■ WHAT YOU SHOULD DO
Repeat, exactly and completely, the material that follows. Omit the pictures.

(Dataset listings of figures)
__________________________________________________

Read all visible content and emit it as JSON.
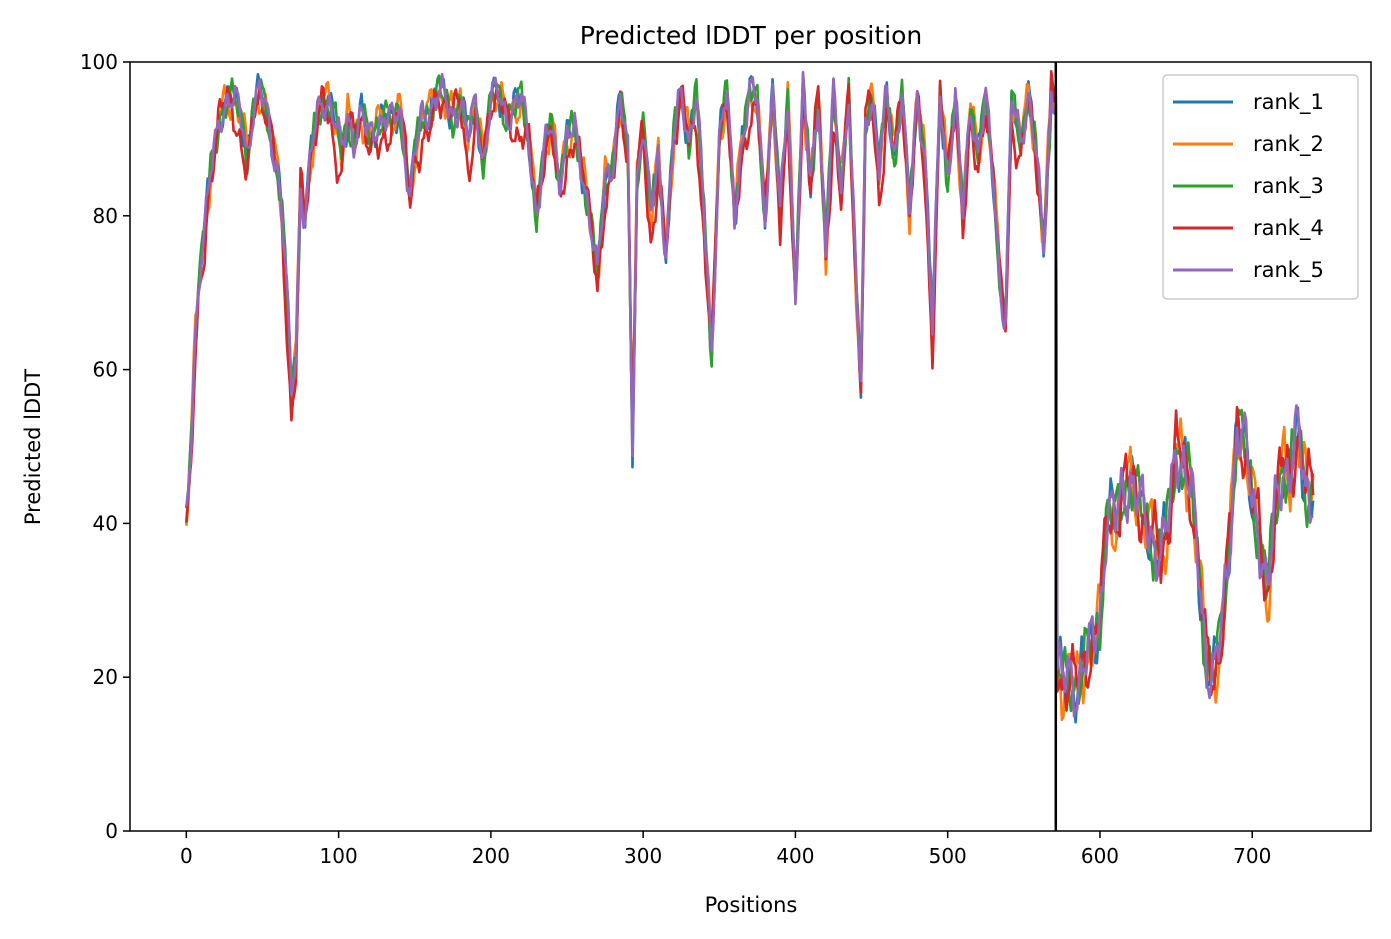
{
  "chart_data": {
    "type": "line",
    "title": "Predicted lDDT per position",
    "xlabel": "Positions",
    "ylabel": "Predicted lDDT",
    "xlim": [
      -37,
      778
    ],
    "ylim": [
      0,
      100
    ],
    "xticks": [
      0,
      100,
      200,
      300,
      400,
      500,
      600,
      700
    ],
    "yticks": [
      0,
      20,
      40,
      60,
      80,
      100
    ],
    "grid": false,
    "legend_position": "top-right",
    "vline_x": 571,
    "x_max": 740,
    "anchors": [
      [
        0,
        40
      ],
      [
        3,
        50
      ],
      [
        6,
        65
      ],
      [
        9,
        74
      ],
      [
        12,
        78
      ],
      [
        15,
        84
      ],
      [
        18,
        88
      ],
      [
        22,
        93
      ],
      [
        26,
        95
      ],
      [
        30,
        95
      ],
      [
        34,
        94
      ],
      [
        37,
        92
      ],
      [
        40,
        88
      ],
      [
        44,
        94
      ],
      [
        48,
        96
      ],
      [
        52,
        94
      ],
      [
        56,
        90
      ],
      [
        60,
        86
      ],
      [
        63,
        80
      ],
      [
        66,
        70
      ],
      [
        69,
        57
      ],
      [
        72,
        62
      ],
      [
        75,
        84
      ],
      [
        78,
        80
      ],
      [
        82,
        88
      ],
      [
        86,
        93
      ],
      [
        90,
        95
      ],
      [
        94,
        95
      ],
      [
        98,
        92
      ],
      [
        102,
        88
      ],
      [
        106,
        93
      ],
      [
        110,
        90
      ],
      [
        115,
        93
      ],
      [
        120,
        90
      ],
      [
        125,
        92
      ],
      [
        130,
        93
      ],
      [
        135,
        92
      ],
      [
        140,
        94
      ],
      [
        144,
        88
      ],
      [
        147,
        82
      ],
      [
        150,
        88
      ],
      [
        155,
        93
      ],
      [
        160,
        94
      ],
      [
        165,
        96
      ],
      [
        170,
        95
      ],
      [
        175,
        93
      ],
      [
        180,
        95
      ],
      [
        185,
        90
      ],
      [
        190,
        95
      ],
      [
        195,
        87
      ],
      [
        200,
        95
      ],
      [
        205,
        96
      ],
      [
        210,
        93
      ],
      [
        215,
        94
      ],
      [
        220,
        95
      ],
      [
        225,
        90
      ],
      [
        230,
        80
      ],
      [
        235,
        88
      ],
      [
        240,
        92
      ],
      [
        245,
        85
      ],
      [
        250,
        90
      ],
      [
        255,
        91
      ],
      [
        260,
        86
      ],
      [
        265,
        80
      ],
      [
        270,
        72
      ],
      [
        275,
        85
      ],
      [
        280,
        87
      ],
      [
        285,
        95
      ],
      [
        290,
        88
      ],
      [
        293,
        50
      ],
      [
        296,
        85
      ],
      [
        300,
        92
      ],
      [
        305,
        80
      ],
      [
        310,
        88
      ],
      [
        315,
        75
      ],
      [
        320,
        90
      ],
      [
        325,
        96
      ],
      [
        330,
        90
      ],
      [
        335,
        96
      ],
      [
        340,
        80
      ],
      [
        345,
        62
      ],
      [
        350,
        90
      ],
      [
        355,
        96
      ],
      [
        360,
        80
      ],
      [
        365,
        90
      ],
      [
        370,
        96
      ],
      [
        375,
        95
      ],
      [
        380,
        80
      ],
      [
        385,
        96
      ],
      [
        390,
        80
      ],
      [
        395,
        96
      ],
      [
        400,
        70
      ],
      [
        405,
        96
      ],
      [
        410,
        84
      ],
      [
        415,
        96
      ],
      [
        420,
        75
      ],
      [
        425,
        96
      ],
      [
        430,
        84
      ],
      [
        435,
        96
      ],
      [
        440,
        70
      ],
      [
        443,
        58
      ],
      [
        446,
        92
      ],
      [
        450,
        96
      ],
      [
        455,
        86
      ],
      [
        460,
        96
      ],
      [
        465,
        88
      ],
      [
        470,
        96
      ],
      [
        475,
        80
      ],
      [
        480,
        96
      ],
      [
        485,
        88
      ],
      [
        490,
        65
      ],
      [
        495,
        96
      ],
      [
        500,
        85
      ],
      [
        505,
        95
      ],
      [
        510,
        80
      ],
      [
        515,
        95
      ],
      [
        520,
        88
      ],
      [
        525,
        95
      ],
      [
        530,
        85
      ],
      [
        535,
        70
      ],
      [
        538,
        66
      ],
      [
        542,
        95
      ],
      [
        548,
        90
      ],
      [
        553,
        96
      ],
      [
        558,
        88
      ],
      [
        563,
        76
      ],
      [
        568,
        96
      ],
      [
        571,
        95
      ],
      [
        572,
        22
      ],
      [
        575,
        19
      ],
      [
        580,
        20
      ],
      [
        585,
        19
      ],
      [
        590,
        22
      ],
      [
        595,
        24
      ],
      [
        600,
        28
      ],
      [
        605,
        42
      ],
      [
        610,
        40
      ],
      [
        615,
        44
      ],
      [
        620,
        46
      ],
      [
        625,
        43
      ],
      [
        630,
        40
      ],
      [
        635,
        38
      ],
      [
        640,
        36
      ],
      [
        645,
        40
      ],
      [
        650,
        50
      ],
      [
        655,
        48
      ],
      [
        660,
        44
      ],
      [
        665,
        34
      ],
      [
        670,
        22
      ],
      [
        675,
        20
      ],
      [
        680,
        26
      ],
      [
        685,
        38
      ],
      [
        690,
        52
      ],
      [
        695,
        50
      ],
      [
        700,
        44
      ],
      [
        705,
        38
      ],
      [
        710,
        30
      ],
      [
        715,
        42
      ],
      [
        720,
        48
      ],
      [
        725,
        46
      ],
      [
        730,
        52
      ],
      [
        735,
        45
      ],
      [
        740,
        44
      ]
    ],
    "series": [
      {
        "name": "rank_1",
        "color": "#1f77b4"
      },
      {
        "name": "rank_2",
        "color": "#ff7f0e"
      },
      {
        "name": "rank_3",
        "color": "#2ca02c"
      },
      {
        "name": "rank_4",
        "color": "#d62728"
      },
      {
        "name": "rank_5",
        "color": "#9467bd"
      }
    ]
  }
}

__________________________________________________

■ SOLUTION TO THIS EXERCISE
Read all visible content and emit it as JSON.
{
  "chart_data": {
    "type": "line",
    "title": "Predicted lDDT per position",
    "xlabel": "Positions",
    "ylabel": "Predicted lDDT",
    "xlim": [
      -37,
      778
    ],
    "ylim": [
      0,
      100
    ],
    "xticks": [
      0,
      100,
      200,
      300,
      400,
      500,
      600,
      700
    ],
    "yticks": [
      0,
      20,
      40,
      60,
      80,
      100
    ],
    "grid": false,
    "legend_position": "top-right",
    "vline_x": 571,
    "x_max": 740,
    "anchors": [
      [
        0,
        40
      ],
      [
        3,
        50
      ],
      [
        6,
        65
      ],
      [
        9,
        74
      ],
      [
        12,
        78
      ],
      [
        15,
        84
      ],
      [
        18,
        88
      ],
      [
        22,
        93
      ],
      [
        26,
        95
      ],
      [
        30,
        95
      ],
      [
        34,
        94
      ],
      [
        37,
        92
      ],
      [
        40,
        88
      ],
      [
        44,
        94
      ],
      [
        48,
        96
      ],
      [
        52,
        94
      ],
      [
        56,
        90
      ],
      [
        60,
        86
      ],
      [
        63,
        80
      ],
      [
        66,
        70
      ],
      [
        69,
        57
      ],
      [
        72,
        62
      ],
      [
        75,
        84
      ],
      [
        78,
        80
      ],
      [
        82,
        88
      ],
      [
        86,
        93
      ],
      [
        90,
        95
      ],
      [
        94,
        95
      ],
      [
        98,
        92
      ],
      [
        102,
        88
      ],
      [
        106,
        93
      ],
      [
        110,
        90
      ],
      [
        115,
        93
      ],
      [
        120,
        90
      ],
      [
        125,
        92
      ],
      [
        130,
        93
      ],
      [
        135,
        92
      ],
      [
        140,
        94
      ],
      [
        144,
        88
      ],
      [
        147,
        82
      ],
      [
        150,
        88
      ],
      [
        155,
        93
      ],
      [
        160,
        94
      ],
      [
        165,
        96
      ],
      [
        170,
        95
      ],
      [
        175,
        93
      ],
      [
        180,
        95
      ],
      [
        185,
        90
      ],
      [
        190,
        95
      ],
      [
        195,
        87
      ],
      [
        200,
        95
      ],
      [
        205,
        96
      ],
      [
        210,
        93
      ],
      [
        215,
        94
      ],
      [
        220,
        95
      ],
      [
        225,
        90
      ],
      [
        230,
        80
      ],
      [
        235,
        88
      ],
      [
        240,
        92
      ],
      [
        245,
        85
      ],
      [
        250,
        90
      ],
      [
        255,
        91
      ],
      [
        260,
        86
      ],
      [
        265,
        80
      ],
      [
        270,
        72
      ],
      [
        275,
        85
      ],
      [
        280,
        87
      ],
      [
        285,
        95
      ],
      [
        290,
        88
      ],
      [
        293,
        50
      ],
      [
        296,
        85
      ],
      [
        300,
        92
      ],
      [
        305,
        80
      ],
      [
        310,
        88
      ],
      [
        315,
        75
      ],
      [
        320,
        90
      ],
      [
        325,
        96
      ],
      [
        330,
        90
      ],
      [
        335,
        96
      ],
      [
        340,
        80
      ],
      [
        345,
        62
      ],
      [
        350,
        90
      ],
      [
        355,
        96
      ],
      [
        360,
        80
      ],
      [
        365,
        90
      ],
      [
        370,
        96
      ],
      [
        375,
        95
      ],
      [
        380,
        80
      ],
      [
        385,
        96
      ],
      [
        390,
        80
      ],
      [
        395,
        96
      ],
      [
        400,
        70
      ],
      [
        405,
        96
      ],
      [
        410,
        84
      ],
      [
        415,
        96
      ],
      [
        420,
        75
      ],
      [
        425,
        96
      ],
      [
        430,
        84
      ],
      [
        435,
        96
      ],
      [
        440,
        70
      ],
      [
        443,
        58
      ],
      [
        446,
        92
      ],
      [
        450,
        96
      ],
      [
        455,
        86
      ],
      [
        460,
        96
      ],
      [
        465,
        88
      ],
      [
        470,
        96
      ],
      [
        475,
        80
      ],
      [
        480,
        96
      ],
      [
        485,
        88
      ],
      [
        490,
        65
      ],
      [
        495,
        96
      ],
      [
        500,
        85
      ],
      [
        505,
        95
      ],
      [
        510,
        80
      ],
      [
        515,
        95
      ],
      [
        520,
        88
      ],
      [
        525,
        95
      ],
      [
        530,
        85
      ],
      [
        535,
        70
      ],
      [
        538,
        66
      ],
      [
        542,
        95
      ],
      [
        548,
        90
      ],
      [
        553,
        96
      ],
      [
        558,
        88
      ],
      [
        563,
        76
      ],
      [
        568,
        96
      ],
      [
        571,
        95
      ],
      [
        572,
        22
      ],
      [
        575,
        19
      ],
      [
        580,
        20
      ],
      [
        585,
        19
      ],
      [
        590,
        22
      ],
      [
        595,
        24
      ],
      [
        600,
        28
      ],
      [
        605,
        42
      ],
      [
        610,
        40
      ],
      [
        615,
        44
      ],
      [
        620,
        46
      ],
      [
        625,
        43
      ],
      [
        630,
        40
      ],
      [
        635,
        38
      ],
      [
        640,
        36
      ],
      [
        645,
        40
      ],
      [
        650,
        50
      ],
      [
        655,
        48
      ],
      [
        660,
        44
      ],
      [
        665,
        34
      ],
      [
        670,
        22
      ],
      [
        675,
        20
      ],
      [
        680,
        26
      ],
      [
        685,
        38
      ],
      [
        690,
        52
      ],
      [
        695,
        50
      ],
      [
        700,
        44
      ],
      [
        705,
        38
      ],
      [
        710,
        30
      ],
      [
        715,
        42
      ],
      [
        720,
        48
      ],
      [
        725,
        46
      ],
      [
        730,
        52
      ],
      [
        735,
        45
      ],
      [
        740,
        44
      ]
    ],
    "series": [
      {
        "name": "rank_1",
        "color": "#1f77b4"
      },
      {
        "name": "rank_2",
        "color": "#ff7f0e"
      },
      {
        "name": "rank_3",
        "color": "#2ca02c"
      },
      {
        "name": "rank_4",
        "color": "#d62728"
      },
      {
        "name": "rank_5",
        "color": "#9467bd"
      }
    ]
  }
}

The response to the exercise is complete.